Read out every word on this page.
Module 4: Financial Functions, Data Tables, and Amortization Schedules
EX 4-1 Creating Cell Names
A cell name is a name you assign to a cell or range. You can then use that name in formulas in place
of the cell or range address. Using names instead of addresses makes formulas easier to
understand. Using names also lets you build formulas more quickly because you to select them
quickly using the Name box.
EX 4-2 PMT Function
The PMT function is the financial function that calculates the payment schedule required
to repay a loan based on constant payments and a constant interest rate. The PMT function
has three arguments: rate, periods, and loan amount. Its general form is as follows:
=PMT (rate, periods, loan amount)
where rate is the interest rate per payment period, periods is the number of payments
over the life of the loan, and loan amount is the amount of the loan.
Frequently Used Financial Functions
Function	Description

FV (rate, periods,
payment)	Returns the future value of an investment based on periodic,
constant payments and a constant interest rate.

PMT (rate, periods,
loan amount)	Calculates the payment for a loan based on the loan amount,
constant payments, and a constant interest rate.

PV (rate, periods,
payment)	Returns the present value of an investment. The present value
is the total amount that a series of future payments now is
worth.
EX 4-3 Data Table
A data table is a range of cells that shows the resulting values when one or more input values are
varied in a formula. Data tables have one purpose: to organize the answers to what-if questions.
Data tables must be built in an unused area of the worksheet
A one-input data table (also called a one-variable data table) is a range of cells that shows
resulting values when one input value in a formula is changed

# [Problem]
Each line shown above needs to be transcribed exactly.

# [Solved problem]
Read out every word on this page.
Module 4: Financial Functions, Data Tables, and Amortization Schedules
EX 4-1 Creating Cell Names
A cell name is a name you assign to a cell or range. You can then use that name in formulas in place
of the cell or range address. Using names instead of addresses makes formulas easier to
understand. Using names also lets you build formulas more quickly because you to select them
quickly using the Name box.
EX 4-2 PMT Function
The PMT function is the financial function that calculates the payment schedule required
to repay a loan based on constant payments and a constant interest rate. The PMT function
has three arguments: rate, periods, and loan amount. Its general form is as follows:
=PMT (rate, periods, loan amount)
where rate is the interest rate per payment period, periods is the number of payments
over the life of the loan, and loan amount is the amount of the loan.
Frequently Used Financial Functions
Function	Description

FV (rate, periods,
payment)	Returns the future value of an investment based on periodic,
constant payments and a constant interest rate.

PMT (rate, periods,
loan amount)	Calculates the payment for a loan based on the loan amount,
constant payments, and a constant interest rate.

PV (rate, periods,
payment)	Returns the present value of an investment. The present value
is the total amount that a series of future payments now is
worth.
EX 4-3 Data Table
A data table is a range of cells that shows the resulting values when one or more input values are
varied in a formula. Data tables have one purpose: to organize the answers to what-if questions.
Data tables must be built in an unused area of the worksheet
A one-input data table (also called a one-variable data table) is a range of cells that shows
resulting values when one input value in a formula is changed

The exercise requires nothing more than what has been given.